■ Exercise instructions
Below are records; count the lines in them that hold "BTCUSD" and give only the count.

Rows from a figure dataset
□ □ □ □ □ □ □

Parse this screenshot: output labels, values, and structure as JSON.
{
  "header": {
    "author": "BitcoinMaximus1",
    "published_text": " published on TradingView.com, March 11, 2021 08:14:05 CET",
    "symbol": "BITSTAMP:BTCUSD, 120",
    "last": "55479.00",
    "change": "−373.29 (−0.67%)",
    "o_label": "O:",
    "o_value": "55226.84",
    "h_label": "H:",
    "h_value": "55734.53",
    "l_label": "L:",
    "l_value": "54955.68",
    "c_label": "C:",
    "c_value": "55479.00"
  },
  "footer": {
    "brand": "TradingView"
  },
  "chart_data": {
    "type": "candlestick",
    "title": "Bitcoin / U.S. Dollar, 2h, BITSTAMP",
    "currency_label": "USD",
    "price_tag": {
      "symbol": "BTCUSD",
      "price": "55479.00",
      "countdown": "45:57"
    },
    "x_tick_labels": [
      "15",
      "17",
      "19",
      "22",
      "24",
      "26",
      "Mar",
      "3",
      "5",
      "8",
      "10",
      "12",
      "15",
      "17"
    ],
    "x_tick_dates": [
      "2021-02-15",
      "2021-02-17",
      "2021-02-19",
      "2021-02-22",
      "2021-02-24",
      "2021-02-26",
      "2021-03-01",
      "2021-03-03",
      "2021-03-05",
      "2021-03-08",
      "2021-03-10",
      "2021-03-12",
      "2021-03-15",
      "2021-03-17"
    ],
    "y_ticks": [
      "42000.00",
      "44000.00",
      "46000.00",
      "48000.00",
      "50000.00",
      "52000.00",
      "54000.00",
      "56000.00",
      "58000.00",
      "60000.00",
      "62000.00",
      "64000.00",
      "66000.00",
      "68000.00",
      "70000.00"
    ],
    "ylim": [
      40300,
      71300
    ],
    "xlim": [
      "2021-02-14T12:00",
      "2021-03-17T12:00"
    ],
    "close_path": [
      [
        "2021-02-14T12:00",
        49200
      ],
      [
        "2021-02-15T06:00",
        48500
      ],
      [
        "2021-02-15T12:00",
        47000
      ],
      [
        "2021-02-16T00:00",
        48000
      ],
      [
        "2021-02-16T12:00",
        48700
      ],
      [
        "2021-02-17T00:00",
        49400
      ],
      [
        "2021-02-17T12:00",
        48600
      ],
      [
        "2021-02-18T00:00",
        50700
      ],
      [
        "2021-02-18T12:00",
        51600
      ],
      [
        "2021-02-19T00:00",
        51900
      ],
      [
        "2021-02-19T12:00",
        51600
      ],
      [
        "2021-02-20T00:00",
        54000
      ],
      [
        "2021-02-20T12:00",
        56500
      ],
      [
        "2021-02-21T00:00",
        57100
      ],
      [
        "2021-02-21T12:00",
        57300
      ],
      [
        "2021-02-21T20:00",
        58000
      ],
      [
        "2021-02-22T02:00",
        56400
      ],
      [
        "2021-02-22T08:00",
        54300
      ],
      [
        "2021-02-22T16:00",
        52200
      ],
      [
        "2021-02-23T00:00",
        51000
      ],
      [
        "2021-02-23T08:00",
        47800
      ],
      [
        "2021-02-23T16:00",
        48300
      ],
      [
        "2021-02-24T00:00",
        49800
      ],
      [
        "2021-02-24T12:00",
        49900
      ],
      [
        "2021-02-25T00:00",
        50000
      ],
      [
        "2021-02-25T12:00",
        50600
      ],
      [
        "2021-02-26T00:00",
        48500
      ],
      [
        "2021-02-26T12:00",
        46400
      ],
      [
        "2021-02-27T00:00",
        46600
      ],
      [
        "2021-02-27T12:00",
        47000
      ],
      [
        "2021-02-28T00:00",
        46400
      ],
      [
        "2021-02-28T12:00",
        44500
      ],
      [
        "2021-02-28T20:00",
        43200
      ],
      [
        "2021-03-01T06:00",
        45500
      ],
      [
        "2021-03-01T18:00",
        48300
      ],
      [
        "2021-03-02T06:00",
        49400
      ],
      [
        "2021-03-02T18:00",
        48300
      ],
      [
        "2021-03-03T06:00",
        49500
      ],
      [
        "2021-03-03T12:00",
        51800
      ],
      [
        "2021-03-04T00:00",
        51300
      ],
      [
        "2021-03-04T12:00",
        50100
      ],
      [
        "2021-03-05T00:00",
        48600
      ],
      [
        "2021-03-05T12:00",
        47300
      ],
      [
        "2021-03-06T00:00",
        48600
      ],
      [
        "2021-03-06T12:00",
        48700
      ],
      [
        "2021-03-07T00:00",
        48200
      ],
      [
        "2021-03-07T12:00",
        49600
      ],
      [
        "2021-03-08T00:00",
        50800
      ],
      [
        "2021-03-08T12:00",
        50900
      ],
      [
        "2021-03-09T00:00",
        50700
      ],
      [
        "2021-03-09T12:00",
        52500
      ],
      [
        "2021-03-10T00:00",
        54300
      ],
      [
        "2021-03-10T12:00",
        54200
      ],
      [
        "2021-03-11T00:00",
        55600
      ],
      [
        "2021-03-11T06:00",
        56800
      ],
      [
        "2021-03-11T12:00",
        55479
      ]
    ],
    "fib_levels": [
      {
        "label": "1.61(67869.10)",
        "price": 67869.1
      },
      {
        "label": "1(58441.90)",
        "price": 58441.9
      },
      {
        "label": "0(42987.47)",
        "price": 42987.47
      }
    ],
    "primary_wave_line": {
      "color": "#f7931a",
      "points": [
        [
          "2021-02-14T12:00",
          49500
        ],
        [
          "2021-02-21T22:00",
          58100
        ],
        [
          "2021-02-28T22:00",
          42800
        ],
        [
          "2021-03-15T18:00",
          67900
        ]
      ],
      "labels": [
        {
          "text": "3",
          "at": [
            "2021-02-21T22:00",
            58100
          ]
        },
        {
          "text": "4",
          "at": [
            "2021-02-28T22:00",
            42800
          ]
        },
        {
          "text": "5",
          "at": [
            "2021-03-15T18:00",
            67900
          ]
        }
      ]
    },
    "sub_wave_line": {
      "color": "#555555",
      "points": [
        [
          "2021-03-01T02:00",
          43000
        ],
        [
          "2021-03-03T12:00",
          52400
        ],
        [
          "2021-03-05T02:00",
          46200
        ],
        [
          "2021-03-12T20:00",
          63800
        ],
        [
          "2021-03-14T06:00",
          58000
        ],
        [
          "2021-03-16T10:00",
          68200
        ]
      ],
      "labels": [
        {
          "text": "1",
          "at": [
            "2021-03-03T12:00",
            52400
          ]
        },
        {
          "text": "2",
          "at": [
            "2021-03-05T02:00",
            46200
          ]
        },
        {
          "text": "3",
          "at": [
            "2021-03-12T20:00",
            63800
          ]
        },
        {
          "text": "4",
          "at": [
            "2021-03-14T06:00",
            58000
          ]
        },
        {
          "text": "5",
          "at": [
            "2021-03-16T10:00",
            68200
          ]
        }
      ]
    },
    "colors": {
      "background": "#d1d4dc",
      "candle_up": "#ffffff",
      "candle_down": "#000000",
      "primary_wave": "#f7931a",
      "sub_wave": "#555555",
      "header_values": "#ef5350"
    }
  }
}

□ □ □ □ □ □ □

■ Result for this exercise
2